#### [Supplied records]
===============

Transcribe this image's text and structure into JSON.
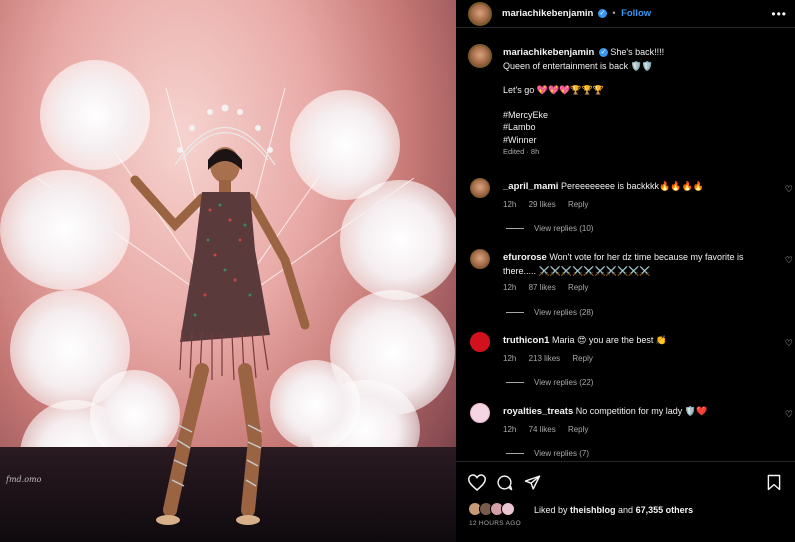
{
  "post": {
    "username": "mariachikebenjamin",
    "follow_label": "Follow",
    "more_label": "•••",
    "photo_credit": "fmd.omo"
  },
  "caption": {
    "username": "mariachikebenjamin",
    "line1": "She's back!!!!",
    "line1_emoji": "",
    "line2": "Queen of entertainment is back 🛡️🛡️",
    "line3": "Let's go 💖💖💖🏆🏆🏆",
    "hashtags": [
      "#MercyEke",
      "#Lambo",
      "#Winner"
    ],
    "edited": "Edited · 8h"
  },
  "comments": [
    {
      "username": "_april_mami",
      "text": "Pereeeeeeee is backkkk🔥🔥🔥🔥",
      "time": "12h",
      "likes": "29 likes",
      "reply": "Reply",
      "view_replies": "View replies (10)"
    },
    {
      "username": "efurorose",
      "text": "Won't vote for her dz time because my favorite is there..... ⚔️⚔️⚔️⚔️⚔️⚔️⚔️⚔️⚔️⚔️",
      "time": "12h",
      "likes": "87 likes",
      "reply": "Reply",
      "view_replies": "View replies (28)"
    },
    {
      "username": "truthicon1",
      "text": "Maria 😍 you are the best 👏",
      "time": "12h",
      "likes": "213 likes",
      "reply": "Reply",
      "view_replies": "View replies (22)"
    },
    {
      "username": "royalties_treats",
      "text": "No competition for my lady 🛡️❤️",
      "time": "12h",
      "likes": "74 likes",
      "reply": "Reply",
      "view_replies": "View replies (7)"
    }
  ],
  "footer": {
    "liked_prefix": "Liked by ",
    "liked_user": "theishblog",
    "liked_middle": " and ",
    "liked_count": "67,355 others",
    "timestamp": "12 HOURS AGO"
  },
  "icons": {
    "like": "heart-icon",
    "comment": "comment-icon",
    "share": "share-icon",
    "save": "bookmark-icon",
    "verified": "verified-badge-icon"
  },
  "colors": {
    "background": "#000000",
    "link_blue": "#3897f0",
    "secondary_text": "#a8a8a8",
    "divider": "#262626"
  }
}
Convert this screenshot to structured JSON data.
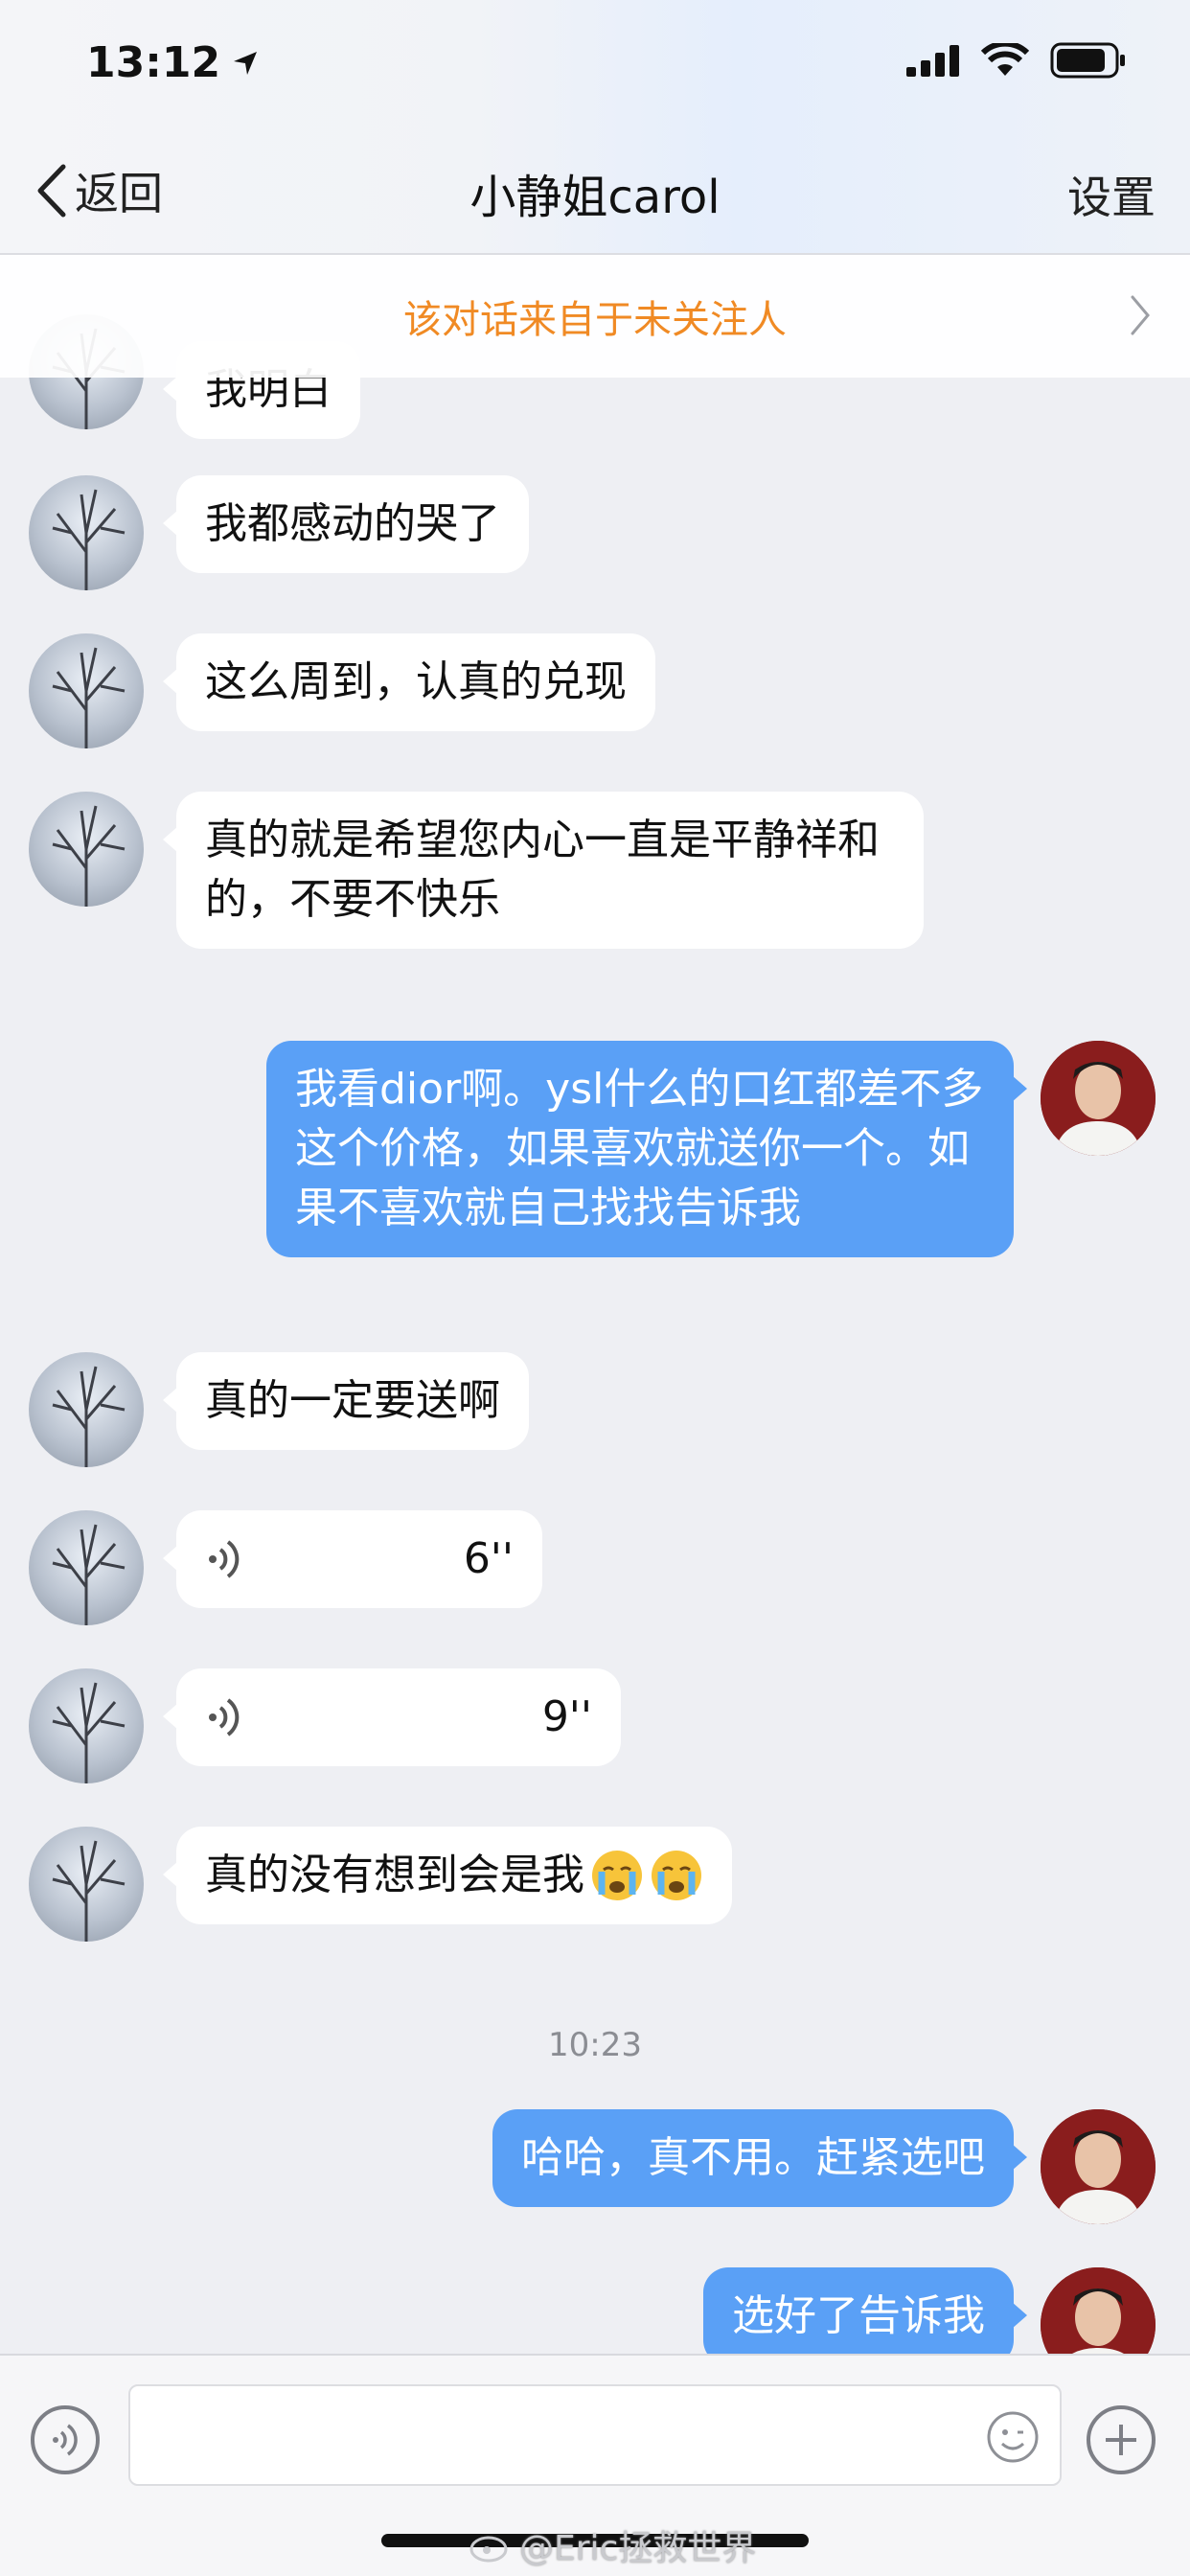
{
  "status_bar": {
    "time": "13:12"
  },
  "nav": {
    "back_label": "返回",
    "title": "小静姐carol",
    "settings_label": "设置"
  },
  "notice": {
    "text": "该对话来自于未关注人"
  },
  "messages": [
    {
      "from": "other",
      "text": "我明白"
    },
    {
      "from": "other",
      "text": "我都感动的哭了"
    },
    {
      "from": "other",
      "text": "这么周到，认真的兑现"
    },
    {
      "from": "other",
      "text": "真的就是希望您内心一直是平静祥和的，不要不快乐"
    },
    {
      "from": "me",
      "text": "我看dior啊。ysl什么的口红都差不多这个价格，如果喜欢就送你一个。如果不喜欢就自己找找告诉我"
    },
    {
      "from": "other",
      "text": "真的一定要送啊"
    },
    {
      "from": "other",
      "type": "voice",
      "duration": "6''"
    },
    {
      "from": "other",
      "type": "voice",
      "duration": "9''"
    },
    {
      "from": "other",
      "text": "真的没有想到会是我",
      "emoji": "crying-face-icon"
    },
    {
      "type": "timestamp",
      "text": "10:23"
    },
    {
      "from": "me",
      "text": "哈哈，真不用。赶紧选吧"
    },
    {
      "from": "me",
      "text": "选好了告诉我"
    }
  ],
  "watermark": {
    "text": "@Eric拯救世界"
  },
  "colors": {
    "accent": "#5aa0f6",
    "notice": "#f08a24",
    "background": "#eeeff3"
  }
}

===============

#### [Written exercise]
Copy every line of the listing where the word "this" appears.

#### [Answer to the problem]
Transcribe this image's text and structure into JSON.
Convert this screenshot to structured JSON data.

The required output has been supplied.